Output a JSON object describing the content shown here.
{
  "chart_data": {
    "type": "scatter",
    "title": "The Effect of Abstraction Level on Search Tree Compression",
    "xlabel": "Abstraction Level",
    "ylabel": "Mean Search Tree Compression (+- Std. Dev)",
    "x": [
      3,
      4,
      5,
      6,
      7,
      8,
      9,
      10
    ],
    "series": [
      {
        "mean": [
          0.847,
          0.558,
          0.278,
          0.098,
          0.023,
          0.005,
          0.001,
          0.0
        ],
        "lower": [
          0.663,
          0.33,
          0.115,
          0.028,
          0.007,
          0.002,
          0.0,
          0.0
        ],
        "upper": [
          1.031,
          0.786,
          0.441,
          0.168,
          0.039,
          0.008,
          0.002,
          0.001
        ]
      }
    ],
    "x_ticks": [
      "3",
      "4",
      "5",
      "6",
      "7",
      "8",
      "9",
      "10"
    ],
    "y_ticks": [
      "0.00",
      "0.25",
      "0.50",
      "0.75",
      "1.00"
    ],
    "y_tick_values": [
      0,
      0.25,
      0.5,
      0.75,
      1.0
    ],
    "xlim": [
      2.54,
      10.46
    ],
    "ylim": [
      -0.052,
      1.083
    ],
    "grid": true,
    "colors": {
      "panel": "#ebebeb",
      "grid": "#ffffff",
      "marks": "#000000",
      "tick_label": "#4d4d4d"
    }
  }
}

- [EXERCISE TASK]: In this exercise, repeat all entries exactly.

- [RESULT FOR THIS EXERCISE]:
Output a JSON object describing the content shown here.
{
  "chart_data": {
    "type": "scatter",
    "title": "The Effect of Abstraction Level on Search Tree Compression",
    "xlabel": "Abstraction Level",
    "ylabel": "Mean Search Tree Compression (+- Std. Dev)",
    "x": [
      3,
      4,
      5,
      6,
      7,
      8,
      9,
      10
    ],
    "series": [
      {
        "mean": [
          0.847,
          0.558,
          0.278,
          0.098,
          0.023,
          0.005,
          0.001,
          0.0
        ],
        "lower": [
          0.663,
          0.33,
          0.115,
          0.028,
          0.007,
          0.002,
          0.0,
          0.0
        ],
        "upper": [
          1.031,
          0.786,
          0.441,
          0.168,
          0.039,
          0.008,
          0.002,
          0.001
        ]
      }
    ],
    "x_ticks": [
      "3",
      "4",
      "5",
      "6",
      "7",
      "8",
      "9",
      "10"
    ],
    "y_ticks": [
      "0.00",
      "0.25",
      "0.50",
      "0.75",
      "1.00"
    ],
    "y_tick_values": [
      0,
      0.25,
      0.5,
      0.75,
      1.0
    ],
    "xlim": [
      2.54,
      10.46
    ],
    "ylim": [
      -0.052,
      1.083
    ],
    "grid": true,
    "colors": {
      "panel": "#ebebeb",
      "grid": "#ffffff",
      "marks": "#000000",
      "tick_label": "#4d4d4d"
    }
  }
}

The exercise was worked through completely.